> [Document text]:
Penny Mordaunt, Secretary of State for Defence 
UK & Peter Hultqvist, Swedish Minister of Defence
Penny Mordaunt, Secretary of State for Defence UK & Peter Hultqvist, Swedish Minister of Defence

Defence Secretary Penny Mordaunt and her Swedish counterpart Peter Hultqvist have signed a landmark agreement to partner on future combat air.

The Memorandum of Understanding (MOU) commits both governments to work on a joint combat air development and acquisition programme, including the development of new concepts to meet both nations’ future requirements.

At the MOU signing with her Swedish counterpart yesterday, the Defence Secretary said:

“The UK and Sweden have an enduring defence relationship, with our two industries sharing a rich history of collaboration in air power.

“Not only do we share the same commitment to tolerance, freedom and free trade, we also share the same determination to defend those values, including in Afghanistan, Iraq and today as part of the UK’s Joint Expeditionary Force.

> [Information given]:
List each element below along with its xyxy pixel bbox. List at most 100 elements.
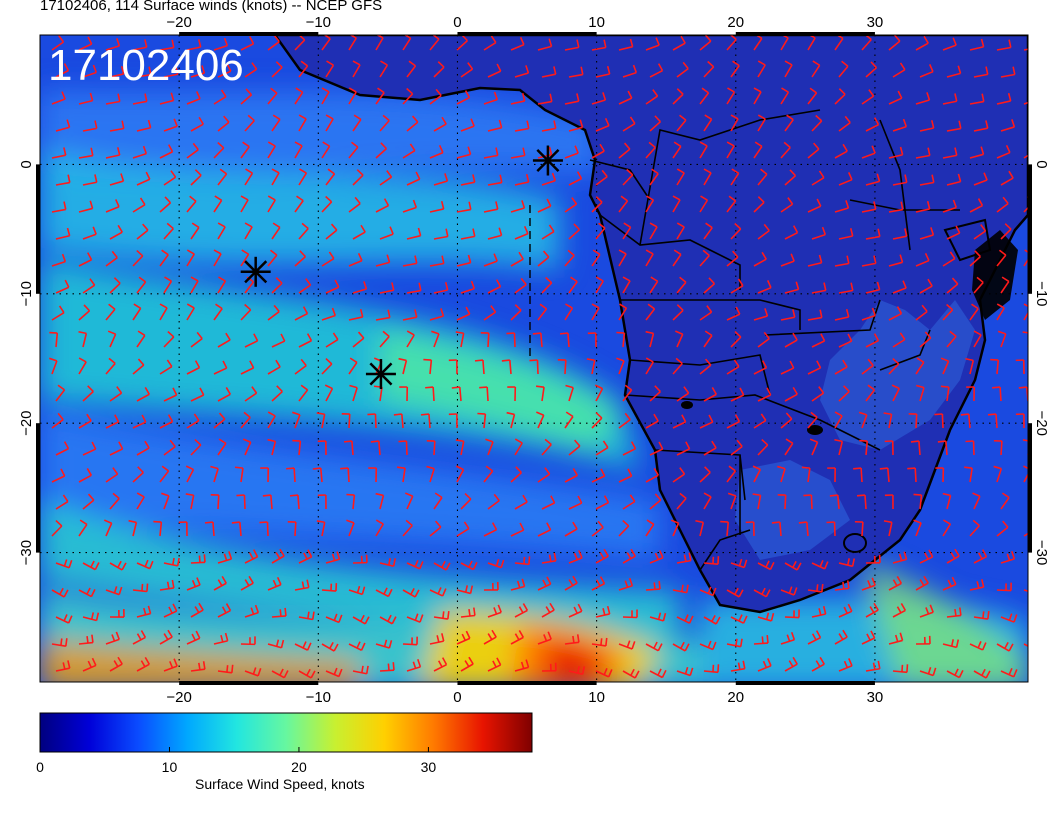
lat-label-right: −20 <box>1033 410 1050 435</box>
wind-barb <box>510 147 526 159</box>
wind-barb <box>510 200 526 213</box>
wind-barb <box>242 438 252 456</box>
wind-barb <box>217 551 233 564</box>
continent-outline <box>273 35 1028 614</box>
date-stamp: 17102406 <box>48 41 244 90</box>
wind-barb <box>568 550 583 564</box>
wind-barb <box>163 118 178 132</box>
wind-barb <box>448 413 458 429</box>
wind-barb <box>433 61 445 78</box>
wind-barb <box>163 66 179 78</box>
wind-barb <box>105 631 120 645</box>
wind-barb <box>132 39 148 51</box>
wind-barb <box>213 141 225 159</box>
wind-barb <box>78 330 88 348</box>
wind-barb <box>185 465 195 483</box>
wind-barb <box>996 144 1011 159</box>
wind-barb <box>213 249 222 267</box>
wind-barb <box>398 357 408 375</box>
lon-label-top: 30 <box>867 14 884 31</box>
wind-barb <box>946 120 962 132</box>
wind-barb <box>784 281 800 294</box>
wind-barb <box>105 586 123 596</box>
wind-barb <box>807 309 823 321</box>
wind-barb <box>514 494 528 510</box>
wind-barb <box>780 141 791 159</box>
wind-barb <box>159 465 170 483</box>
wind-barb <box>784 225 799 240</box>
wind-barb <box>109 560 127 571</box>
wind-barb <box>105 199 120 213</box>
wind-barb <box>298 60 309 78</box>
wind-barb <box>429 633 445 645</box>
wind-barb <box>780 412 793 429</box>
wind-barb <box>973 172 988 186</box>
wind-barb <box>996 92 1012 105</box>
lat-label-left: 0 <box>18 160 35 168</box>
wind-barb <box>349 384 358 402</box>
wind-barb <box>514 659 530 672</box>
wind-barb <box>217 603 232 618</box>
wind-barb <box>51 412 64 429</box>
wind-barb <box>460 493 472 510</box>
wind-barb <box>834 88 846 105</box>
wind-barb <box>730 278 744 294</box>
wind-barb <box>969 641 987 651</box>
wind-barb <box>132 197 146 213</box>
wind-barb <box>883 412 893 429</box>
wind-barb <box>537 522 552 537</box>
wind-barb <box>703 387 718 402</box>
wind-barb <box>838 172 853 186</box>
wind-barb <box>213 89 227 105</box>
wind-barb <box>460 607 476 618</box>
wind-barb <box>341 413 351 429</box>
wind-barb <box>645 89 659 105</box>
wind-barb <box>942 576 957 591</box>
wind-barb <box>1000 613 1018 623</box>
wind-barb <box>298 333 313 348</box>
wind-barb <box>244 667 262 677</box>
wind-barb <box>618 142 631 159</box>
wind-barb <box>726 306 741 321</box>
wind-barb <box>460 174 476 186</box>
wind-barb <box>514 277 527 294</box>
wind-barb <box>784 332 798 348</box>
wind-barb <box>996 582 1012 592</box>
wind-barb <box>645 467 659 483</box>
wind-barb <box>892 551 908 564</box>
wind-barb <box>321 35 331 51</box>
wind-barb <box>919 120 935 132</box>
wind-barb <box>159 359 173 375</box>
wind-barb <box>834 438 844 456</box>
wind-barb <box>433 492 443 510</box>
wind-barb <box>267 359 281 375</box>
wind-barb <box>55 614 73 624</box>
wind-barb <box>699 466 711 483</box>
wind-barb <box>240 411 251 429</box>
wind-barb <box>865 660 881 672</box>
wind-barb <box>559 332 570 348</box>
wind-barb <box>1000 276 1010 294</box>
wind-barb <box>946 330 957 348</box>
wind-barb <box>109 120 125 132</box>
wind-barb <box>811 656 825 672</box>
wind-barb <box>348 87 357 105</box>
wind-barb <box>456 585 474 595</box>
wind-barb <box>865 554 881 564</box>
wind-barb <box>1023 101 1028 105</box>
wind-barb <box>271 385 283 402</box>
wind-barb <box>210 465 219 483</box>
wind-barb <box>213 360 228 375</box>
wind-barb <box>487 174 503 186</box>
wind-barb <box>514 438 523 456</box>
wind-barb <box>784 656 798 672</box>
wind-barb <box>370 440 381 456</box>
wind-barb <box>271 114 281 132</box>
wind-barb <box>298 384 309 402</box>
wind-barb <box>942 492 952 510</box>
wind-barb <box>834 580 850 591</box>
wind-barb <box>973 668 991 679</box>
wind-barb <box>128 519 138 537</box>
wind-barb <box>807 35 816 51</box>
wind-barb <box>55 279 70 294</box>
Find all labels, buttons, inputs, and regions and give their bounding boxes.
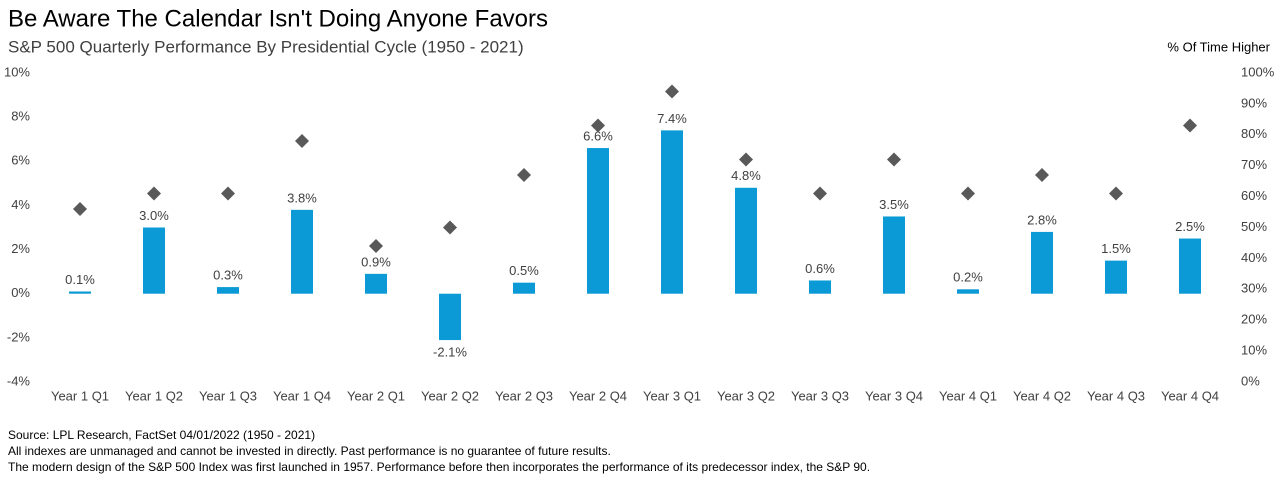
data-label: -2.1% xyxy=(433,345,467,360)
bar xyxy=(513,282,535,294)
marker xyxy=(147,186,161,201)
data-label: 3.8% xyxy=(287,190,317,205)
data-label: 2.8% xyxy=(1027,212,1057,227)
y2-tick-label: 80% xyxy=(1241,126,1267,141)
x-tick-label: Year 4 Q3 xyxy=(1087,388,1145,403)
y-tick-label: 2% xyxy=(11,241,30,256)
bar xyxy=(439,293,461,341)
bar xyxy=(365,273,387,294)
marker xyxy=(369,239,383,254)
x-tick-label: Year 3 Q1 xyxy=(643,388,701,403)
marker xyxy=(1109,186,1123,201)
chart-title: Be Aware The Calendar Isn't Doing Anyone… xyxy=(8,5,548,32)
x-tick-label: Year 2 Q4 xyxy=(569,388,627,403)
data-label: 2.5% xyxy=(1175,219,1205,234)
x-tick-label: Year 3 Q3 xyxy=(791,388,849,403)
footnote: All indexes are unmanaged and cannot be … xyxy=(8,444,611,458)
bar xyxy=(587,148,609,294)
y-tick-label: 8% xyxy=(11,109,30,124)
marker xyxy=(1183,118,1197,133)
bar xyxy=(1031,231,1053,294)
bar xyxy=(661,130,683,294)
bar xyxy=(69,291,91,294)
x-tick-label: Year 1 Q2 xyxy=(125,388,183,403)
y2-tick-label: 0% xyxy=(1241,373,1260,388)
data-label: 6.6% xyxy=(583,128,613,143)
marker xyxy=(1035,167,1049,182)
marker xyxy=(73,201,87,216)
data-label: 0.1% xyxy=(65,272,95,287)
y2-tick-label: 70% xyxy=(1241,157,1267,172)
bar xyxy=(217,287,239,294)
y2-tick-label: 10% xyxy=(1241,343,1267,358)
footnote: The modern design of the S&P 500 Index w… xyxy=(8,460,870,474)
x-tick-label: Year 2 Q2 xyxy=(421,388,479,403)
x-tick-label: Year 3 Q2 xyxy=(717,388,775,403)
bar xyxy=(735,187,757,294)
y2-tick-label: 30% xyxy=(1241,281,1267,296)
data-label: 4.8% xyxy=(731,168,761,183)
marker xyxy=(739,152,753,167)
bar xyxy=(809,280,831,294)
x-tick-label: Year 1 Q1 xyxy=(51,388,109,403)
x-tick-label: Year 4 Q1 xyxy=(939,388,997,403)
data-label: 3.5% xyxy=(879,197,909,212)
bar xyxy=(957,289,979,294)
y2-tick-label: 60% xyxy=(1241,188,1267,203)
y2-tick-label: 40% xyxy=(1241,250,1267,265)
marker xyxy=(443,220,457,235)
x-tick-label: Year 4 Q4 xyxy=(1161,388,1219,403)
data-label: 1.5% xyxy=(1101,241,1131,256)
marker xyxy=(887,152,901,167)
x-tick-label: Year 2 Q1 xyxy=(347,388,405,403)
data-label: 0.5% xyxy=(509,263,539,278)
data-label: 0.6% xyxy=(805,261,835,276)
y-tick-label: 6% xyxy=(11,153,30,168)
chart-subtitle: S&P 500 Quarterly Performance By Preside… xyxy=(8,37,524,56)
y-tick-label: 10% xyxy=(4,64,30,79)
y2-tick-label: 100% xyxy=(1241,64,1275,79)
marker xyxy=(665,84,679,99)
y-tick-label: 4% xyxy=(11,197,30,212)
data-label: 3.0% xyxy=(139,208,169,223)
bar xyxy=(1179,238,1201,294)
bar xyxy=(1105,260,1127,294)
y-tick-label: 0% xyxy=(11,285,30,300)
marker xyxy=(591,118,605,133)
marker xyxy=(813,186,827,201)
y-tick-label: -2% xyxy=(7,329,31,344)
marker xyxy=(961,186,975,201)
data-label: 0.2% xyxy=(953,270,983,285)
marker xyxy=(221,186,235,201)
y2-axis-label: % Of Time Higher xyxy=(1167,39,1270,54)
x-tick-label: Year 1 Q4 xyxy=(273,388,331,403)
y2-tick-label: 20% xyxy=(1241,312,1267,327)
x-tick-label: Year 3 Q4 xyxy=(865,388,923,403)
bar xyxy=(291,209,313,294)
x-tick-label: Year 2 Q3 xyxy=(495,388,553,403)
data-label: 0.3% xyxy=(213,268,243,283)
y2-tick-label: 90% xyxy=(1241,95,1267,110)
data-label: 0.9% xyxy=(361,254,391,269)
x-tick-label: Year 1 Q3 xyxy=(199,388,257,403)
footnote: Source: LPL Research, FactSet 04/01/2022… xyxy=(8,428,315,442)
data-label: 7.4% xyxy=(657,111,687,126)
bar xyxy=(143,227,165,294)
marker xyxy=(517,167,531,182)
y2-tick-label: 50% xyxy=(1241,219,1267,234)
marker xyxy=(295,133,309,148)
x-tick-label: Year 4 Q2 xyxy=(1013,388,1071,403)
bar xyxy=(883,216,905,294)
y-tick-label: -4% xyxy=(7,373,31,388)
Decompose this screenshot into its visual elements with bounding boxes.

> [What you need to do]:
A. Reproduce word for word the portion of the UK–Sweden combat air agreement article from "The Memorandum of" up to and including "nations’ future requirements.".
B. Answer these from the article on the UK–Sweden combat air agreement:
(i) What does the abbreviation MOU stand for?
(ii) Who is named as the Swedish Minister of Defence?
(iii) Which force does the Defence Secretary's quote mention as current UK-led cooperation?
C. Please extend the article on the UK–Sweden combat air agreement, picking up after its final sentence.
The records can be left aside entirely.

> [Answers]:
A.
The Memorandum of Understanding (MOU) commits both governments to work on a joint combat air development and acquisition programme, including the development of new concepts to meet both nations’ future requirements.

B.
(i) Memorandum of Understanding
(ii) Peter Hultqvist
(iii) The UK's Joint Expeditionary Force

C.
“This agreement further deepens this partnership and sees us look to the future with a bold and shared vision of UK and Swedish air power.”

Announcing the signature of the Memorandum of Understanding (MOU) at the Royal International Air Tattoo, the Minister of Defence Procurement, Stuart Andrew, said:

“I’m delighted that we have signed this Memorandum of Understanding, endorsing a shared and ambitious vision for future combat air systems which lays firm foundations for future collaboration.

“Today we usher in an exciting new era in which the talents of two great combat air nations will be combined to lift Swedish and British airpower into the stratosphere.”

The Defence Minister outlined the UK and Sweden’s long partnership on defence, including:

  • Joint exercises in the Arctic and in Exercise Ramstein Alloy over the Eastern European skies.
  • Swedish-made chaff and flare dispensers are used on UK Typhoons and Saab’s Giraffe radar is a key part of the UK’s Sky Sabre ground-based air defence system.
  • Swedish Gripen aircraft are equipped with radars designed and built by Leonardo in Edinburgh.
  • The UK, working with European partners including Sweden, has developed the state-of-the-art beyond-visual-range Meteor air to air missiles.

The Swedish Minister of Defence, Peter Hultqvist, confirmed both governments intend to remain at the forefront of combat air.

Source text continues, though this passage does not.